## Your task
Transcribe the whole listing below without changing a word, but leave out every image.

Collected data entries
::::

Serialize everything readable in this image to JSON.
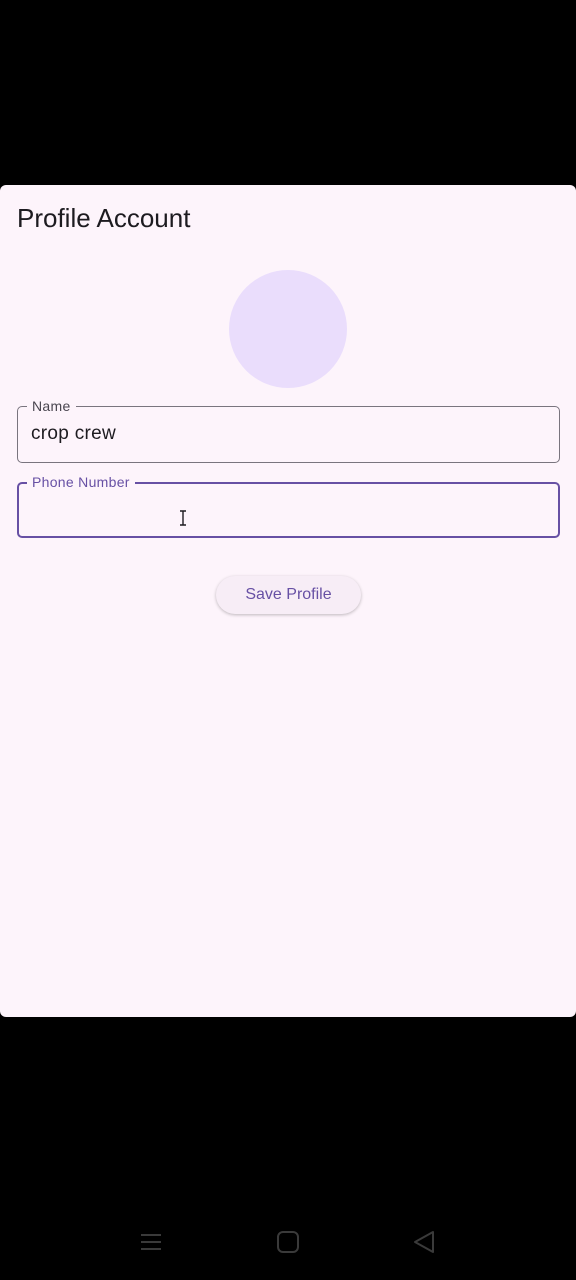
{
  "dialog": {
    "title": "Profile Account"
  },
  "form": {
    "name": {
      "label": "Name",
      "value": "crop crew"
    },
    "phone": {
      "label": "Phone Number",
      "value": ""
    },
    "save_label": "Save Profile"
  },
  "icons": {
    "text_cursor": "text-cursor-icon",
    "nav_menu": "menu-icon",
    "nav_home": "home-square-icon",
    "nav_back": "back-triangle-icon"
  },
  "colors": {
    "surface": "#fdf4fb",
    "accent": "#6750a4",
    "avatar": "#eaddfc",
    "outline": "#79747e",
    "nav_icon": "#3a3a3a"
  }
}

::::

## Response for this exercise
Serialize everything readable in this image to JSON.
{
  "dialog": {
    "title": "Profile Account"
  },
  "form": {
    "name": {
      "label": "Name",
      "value": "crop crew"
    },
    "phone": {
      "label": "Phone Number",
      "value": ""
    },
    "save_label": "Save Profile"
  },
  "icons": {
    "text_cursor": "text-cursor-icon",
    "nav_menu": "menu-icon",
    "nav_home": "home-square-icon",
    "nav_back": "back-triangle-icon"
  },
  "colors": {
    "surface": "#fdf4fb",
    "accent": "#6750a4",
    "avatar": "#eaddfc",
    "outline": "#79747e",
    "nav_icon": "#3a3a3a"
  }
}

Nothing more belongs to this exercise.